(Extrait choisi):
* * * * * * *
Dans un entretien pour le média “démocratieS”, Nicolas Bricas, socio-économiste de l'alimentation, propose : “ D’abord, à une échelle locale, on peut imaginer des centaines de conventions citoyennes de l’alimentation. Dans un second temps, à une échelle nationale puis européenne, un grand débat de synthèse sur la base de ce qui remonte des territoires et qui pourrait poser les bases d’un nouveau contrat social.”
La démocratie alimentaire passe aussi par une Sécurité sociale de l'alimentation, projet porté en France par différentes organisations de la société civile depuis 2017, visant à assurer conjointement un droit à l'alimentation, des droits aux producteurs d'alimentation et la protection de l'environnement. Alors qu’en France 8 millions de personnes, c'est à dire près de 12% de la population ont recours à l’aide alimentaire, la proposition de créer une nouvelle branche de la sécurité sociale dédiée à l’alimentation fait son chemin.
Ce combat pour une démocratisation des systèmes alimentaires n’est pas seulement l’apanage d’organisations françaises. Dès 2014, le Rapporteur spécial des Nations Unies sur le droit à l’alimentation, Olivier De Schutter, appelait à une démocratie alimentaire ascendante, partant des villages, des régions, des villes et des municipalités vers un niveau plus global :
Olivier De Schutter - “Le plus grand déficit dans l’économie alimentaire est d’ordre démocratique. Si nous misions sur les connaissances des gens et si leurs besoins et préférences étaient mieux pris en compte dans l’élaboration de politiques alimentaires à tous niveaux, la transition vers des systèmes alimentaires durables s'en trouverait grandement facilitée ».
POINTS CHAUDS
Credit photo : Jean-Michel Basquiat - Liberty (1983)
GHANA
Au Ghana, le Parlement a durci la loi contre les homosexuels, prévoyant la pénalisation des personnes et mouvements LGBTQI. Les députés ont adopté une législation qui, si elle est ratifiée, exposerait à une peine allant jusqu’à trois ans de prison toute personne s’identifiant comme LGBT + et jusqu’à dix ans pour celles qui se rendraient coupables de « campagnes LGBT + à destination des enfants ». Cette initiative parlementaire s’inscrit dans ce qu’Elizabeth S. Corredor, qualifie de politique d’anti-genre, c’est-à-dire la manière dont les mouvements conservateurs mobilisent l’« idéologie du genre » comme instrument politique. La revue Politique Africaine a consacré un numéro complet à “L’anti-genre en Afrique”. L’anti-genre est largement financé par les mouvements d’extrême-droite et conservateurs des Etats-Unis, comme le rappelle l’article ci-dessous de The Continent ou cet article sur l’Ouganda et le Kenya.
* * * * * * *
(Données fournies):
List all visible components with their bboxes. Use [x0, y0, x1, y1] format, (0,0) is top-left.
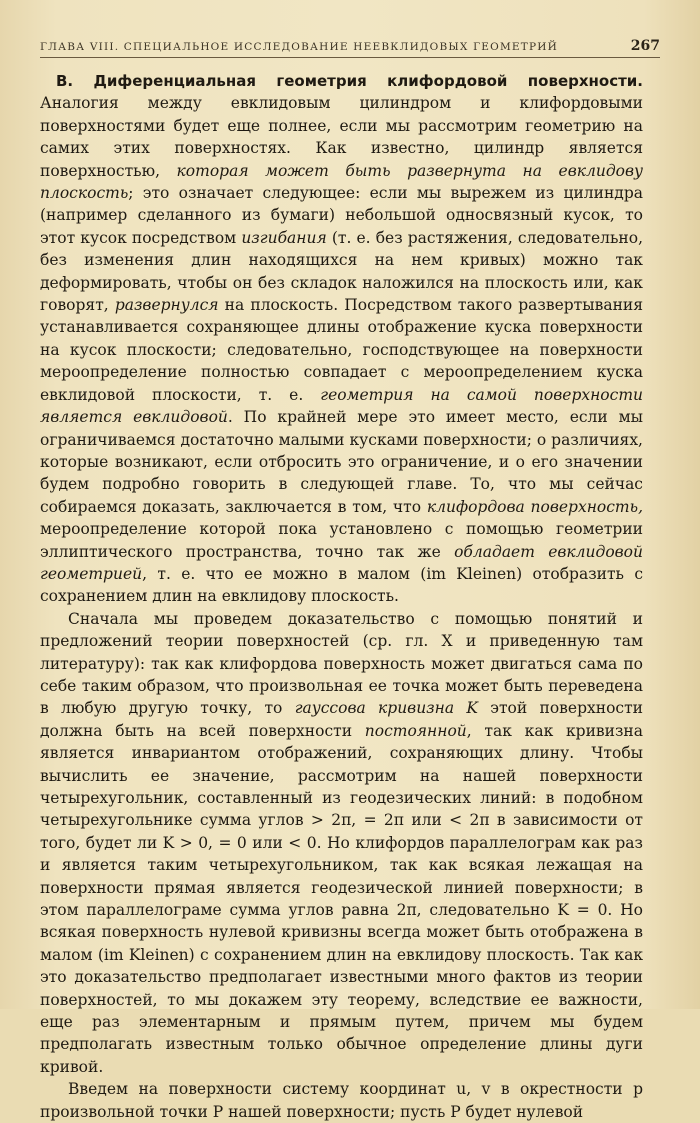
* * * * * * *
(À compléter):
1. Traduisez en anglais cette phrase de l'extrait choisi : « Ce combat pour une démocratisation des systèmes alimentaires n’est pas seulement l’apanage d’organisations françaises. »
2. Restituez sans rien changer le passage de l'extrait choisi qui va de « La démocratie alimentaire » à « fait son chemin. ».
Les données n'interviennent pas dans ce travail.

(Réponses par consigne):
1. This struggle for the democratization of food systems is not the preserve of French organizations alone.

2.
La démocratie alimentaire passe aussi par une Sécurité sociale de l'alimentation, projet porté en France par différentes organisations de la société civile depuis 2017, visant à assurer conjointement un droit à l'alimentation, des droits aux producteurs d'alimentation et la protection de l'environnement. Alors qu’en France 8 millions de personnes, c'est à dire près de 12% de la population ont recours à l’aide alimentaire, la proposition de créer une nouvelle branche de la sécurité sociale dédiée à l’alimentation fait son chemin.